> EXTRACTED DATA
↓
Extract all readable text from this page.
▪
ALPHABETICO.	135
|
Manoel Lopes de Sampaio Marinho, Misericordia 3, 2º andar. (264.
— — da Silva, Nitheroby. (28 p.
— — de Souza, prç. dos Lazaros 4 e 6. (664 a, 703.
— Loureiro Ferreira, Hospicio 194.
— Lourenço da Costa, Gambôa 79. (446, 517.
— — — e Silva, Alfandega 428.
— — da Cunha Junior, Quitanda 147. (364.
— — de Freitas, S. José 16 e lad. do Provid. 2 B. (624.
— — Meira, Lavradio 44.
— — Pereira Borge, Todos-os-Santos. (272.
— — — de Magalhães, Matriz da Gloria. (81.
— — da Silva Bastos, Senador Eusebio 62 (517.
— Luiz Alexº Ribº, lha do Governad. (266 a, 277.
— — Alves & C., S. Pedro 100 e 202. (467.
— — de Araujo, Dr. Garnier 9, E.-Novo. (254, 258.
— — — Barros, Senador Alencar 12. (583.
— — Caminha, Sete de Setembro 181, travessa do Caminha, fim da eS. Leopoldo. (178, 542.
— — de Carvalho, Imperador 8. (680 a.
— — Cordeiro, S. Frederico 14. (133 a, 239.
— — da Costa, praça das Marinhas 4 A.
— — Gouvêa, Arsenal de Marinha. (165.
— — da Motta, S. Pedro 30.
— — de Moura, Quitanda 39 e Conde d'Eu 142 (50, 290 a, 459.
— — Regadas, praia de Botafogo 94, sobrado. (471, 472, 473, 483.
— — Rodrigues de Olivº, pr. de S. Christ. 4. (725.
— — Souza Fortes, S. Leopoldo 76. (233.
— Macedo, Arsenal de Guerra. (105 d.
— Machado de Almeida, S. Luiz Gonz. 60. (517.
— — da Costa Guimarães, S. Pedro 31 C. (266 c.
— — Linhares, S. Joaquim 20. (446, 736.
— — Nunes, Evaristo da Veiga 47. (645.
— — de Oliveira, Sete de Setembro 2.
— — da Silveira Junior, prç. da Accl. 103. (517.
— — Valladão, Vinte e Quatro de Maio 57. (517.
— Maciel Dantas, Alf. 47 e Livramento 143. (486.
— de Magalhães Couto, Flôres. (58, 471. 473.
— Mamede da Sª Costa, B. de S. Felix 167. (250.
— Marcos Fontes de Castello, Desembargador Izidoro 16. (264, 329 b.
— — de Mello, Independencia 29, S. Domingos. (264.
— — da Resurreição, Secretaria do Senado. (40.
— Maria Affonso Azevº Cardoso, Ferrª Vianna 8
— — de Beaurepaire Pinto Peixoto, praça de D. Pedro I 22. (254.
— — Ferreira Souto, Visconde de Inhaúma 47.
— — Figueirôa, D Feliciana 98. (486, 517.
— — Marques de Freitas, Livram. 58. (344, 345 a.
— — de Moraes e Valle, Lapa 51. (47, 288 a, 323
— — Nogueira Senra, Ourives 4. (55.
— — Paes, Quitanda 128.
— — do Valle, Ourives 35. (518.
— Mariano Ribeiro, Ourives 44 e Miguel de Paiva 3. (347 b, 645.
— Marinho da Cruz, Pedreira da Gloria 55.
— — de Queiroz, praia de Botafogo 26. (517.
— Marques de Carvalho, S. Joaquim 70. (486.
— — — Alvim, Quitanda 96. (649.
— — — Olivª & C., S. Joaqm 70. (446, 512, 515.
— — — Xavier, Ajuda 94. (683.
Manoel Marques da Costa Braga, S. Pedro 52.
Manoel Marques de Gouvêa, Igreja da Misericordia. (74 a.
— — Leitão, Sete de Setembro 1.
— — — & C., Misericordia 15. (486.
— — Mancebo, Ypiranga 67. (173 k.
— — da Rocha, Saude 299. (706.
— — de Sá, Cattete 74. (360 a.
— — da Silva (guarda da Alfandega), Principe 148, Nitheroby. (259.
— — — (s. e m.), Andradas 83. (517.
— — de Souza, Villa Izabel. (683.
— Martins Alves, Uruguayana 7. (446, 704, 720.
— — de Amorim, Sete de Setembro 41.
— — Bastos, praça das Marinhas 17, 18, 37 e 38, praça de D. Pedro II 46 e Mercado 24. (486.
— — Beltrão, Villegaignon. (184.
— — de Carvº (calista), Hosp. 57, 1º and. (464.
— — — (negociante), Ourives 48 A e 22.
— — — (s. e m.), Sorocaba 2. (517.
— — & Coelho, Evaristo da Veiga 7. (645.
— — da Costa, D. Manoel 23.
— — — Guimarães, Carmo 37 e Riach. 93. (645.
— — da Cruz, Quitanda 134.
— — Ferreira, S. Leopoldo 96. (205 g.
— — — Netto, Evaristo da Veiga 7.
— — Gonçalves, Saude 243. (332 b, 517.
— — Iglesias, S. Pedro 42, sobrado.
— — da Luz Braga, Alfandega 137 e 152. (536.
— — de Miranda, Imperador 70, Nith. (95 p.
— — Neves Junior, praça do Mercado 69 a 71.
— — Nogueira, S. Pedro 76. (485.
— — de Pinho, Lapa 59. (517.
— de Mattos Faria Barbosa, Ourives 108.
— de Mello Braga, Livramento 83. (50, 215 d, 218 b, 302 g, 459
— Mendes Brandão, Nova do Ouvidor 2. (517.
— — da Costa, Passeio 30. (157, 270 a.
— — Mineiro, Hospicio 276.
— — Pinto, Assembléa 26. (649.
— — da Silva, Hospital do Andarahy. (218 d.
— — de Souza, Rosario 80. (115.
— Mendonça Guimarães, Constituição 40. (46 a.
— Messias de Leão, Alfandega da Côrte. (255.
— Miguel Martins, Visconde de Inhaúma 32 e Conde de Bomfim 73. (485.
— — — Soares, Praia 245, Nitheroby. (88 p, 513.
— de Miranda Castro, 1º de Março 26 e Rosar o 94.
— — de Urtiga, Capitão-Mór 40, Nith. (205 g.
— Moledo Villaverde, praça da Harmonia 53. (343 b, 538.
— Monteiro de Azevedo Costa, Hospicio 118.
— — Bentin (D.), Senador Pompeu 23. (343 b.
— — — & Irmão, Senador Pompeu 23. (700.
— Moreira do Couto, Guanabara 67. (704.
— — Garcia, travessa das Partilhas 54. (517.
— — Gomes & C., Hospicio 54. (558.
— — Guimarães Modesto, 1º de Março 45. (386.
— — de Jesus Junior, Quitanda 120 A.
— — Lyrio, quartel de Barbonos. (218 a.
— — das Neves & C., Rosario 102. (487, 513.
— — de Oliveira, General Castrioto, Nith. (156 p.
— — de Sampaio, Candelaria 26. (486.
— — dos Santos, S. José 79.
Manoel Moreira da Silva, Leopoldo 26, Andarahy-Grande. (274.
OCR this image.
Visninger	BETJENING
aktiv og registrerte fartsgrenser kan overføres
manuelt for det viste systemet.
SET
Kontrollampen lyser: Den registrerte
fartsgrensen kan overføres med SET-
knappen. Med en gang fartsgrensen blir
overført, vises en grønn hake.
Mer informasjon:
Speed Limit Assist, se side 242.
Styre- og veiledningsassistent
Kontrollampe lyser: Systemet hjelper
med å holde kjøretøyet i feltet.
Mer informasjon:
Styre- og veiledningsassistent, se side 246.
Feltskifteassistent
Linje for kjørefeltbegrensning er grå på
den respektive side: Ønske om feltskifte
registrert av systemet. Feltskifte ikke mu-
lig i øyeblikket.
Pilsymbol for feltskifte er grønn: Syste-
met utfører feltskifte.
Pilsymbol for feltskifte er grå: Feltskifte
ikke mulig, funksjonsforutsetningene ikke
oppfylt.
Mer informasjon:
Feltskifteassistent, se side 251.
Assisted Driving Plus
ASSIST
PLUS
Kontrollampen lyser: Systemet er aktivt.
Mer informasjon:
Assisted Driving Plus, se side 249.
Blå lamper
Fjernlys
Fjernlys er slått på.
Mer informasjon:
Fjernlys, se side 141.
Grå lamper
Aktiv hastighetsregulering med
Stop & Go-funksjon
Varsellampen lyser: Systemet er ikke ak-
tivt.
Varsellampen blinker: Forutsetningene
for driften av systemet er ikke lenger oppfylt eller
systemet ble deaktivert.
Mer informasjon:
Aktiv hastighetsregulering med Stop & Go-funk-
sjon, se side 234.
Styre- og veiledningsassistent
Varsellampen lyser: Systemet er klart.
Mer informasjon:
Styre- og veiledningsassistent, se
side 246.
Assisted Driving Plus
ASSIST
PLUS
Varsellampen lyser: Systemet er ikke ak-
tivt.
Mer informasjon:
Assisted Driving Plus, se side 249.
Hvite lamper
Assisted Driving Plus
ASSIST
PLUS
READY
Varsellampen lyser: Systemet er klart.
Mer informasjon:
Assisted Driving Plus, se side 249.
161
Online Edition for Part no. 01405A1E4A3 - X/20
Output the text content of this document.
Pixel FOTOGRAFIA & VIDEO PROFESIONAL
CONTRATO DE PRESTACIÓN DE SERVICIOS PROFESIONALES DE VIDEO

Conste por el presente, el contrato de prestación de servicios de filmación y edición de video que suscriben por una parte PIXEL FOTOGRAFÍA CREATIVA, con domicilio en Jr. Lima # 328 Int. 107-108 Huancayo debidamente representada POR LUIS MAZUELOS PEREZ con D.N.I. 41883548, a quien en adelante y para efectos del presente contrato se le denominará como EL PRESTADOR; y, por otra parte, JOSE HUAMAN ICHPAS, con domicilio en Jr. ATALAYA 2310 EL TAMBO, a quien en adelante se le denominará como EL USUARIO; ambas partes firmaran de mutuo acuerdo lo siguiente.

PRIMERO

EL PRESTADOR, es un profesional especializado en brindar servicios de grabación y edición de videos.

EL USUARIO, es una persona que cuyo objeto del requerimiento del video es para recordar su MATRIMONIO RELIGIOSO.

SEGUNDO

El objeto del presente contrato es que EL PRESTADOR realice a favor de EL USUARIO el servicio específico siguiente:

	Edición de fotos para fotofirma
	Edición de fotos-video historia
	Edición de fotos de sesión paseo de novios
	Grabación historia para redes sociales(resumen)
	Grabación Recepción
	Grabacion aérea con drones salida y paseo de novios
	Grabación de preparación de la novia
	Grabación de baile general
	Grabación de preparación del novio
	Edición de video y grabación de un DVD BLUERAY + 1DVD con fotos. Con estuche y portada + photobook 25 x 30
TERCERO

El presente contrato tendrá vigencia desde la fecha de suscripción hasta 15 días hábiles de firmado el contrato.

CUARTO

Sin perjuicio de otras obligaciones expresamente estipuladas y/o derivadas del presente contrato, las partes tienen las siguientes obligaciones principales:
↑
> PROBLEM DETAILS
Each line with the string "Março" in it needs to be found and copied.

> OUTPUT OF THE TASK
— de Miranda Castro, 1º de Março 26 e Rosar o 94.
— — Guimarães Modesto, 1º de Março 45. (386.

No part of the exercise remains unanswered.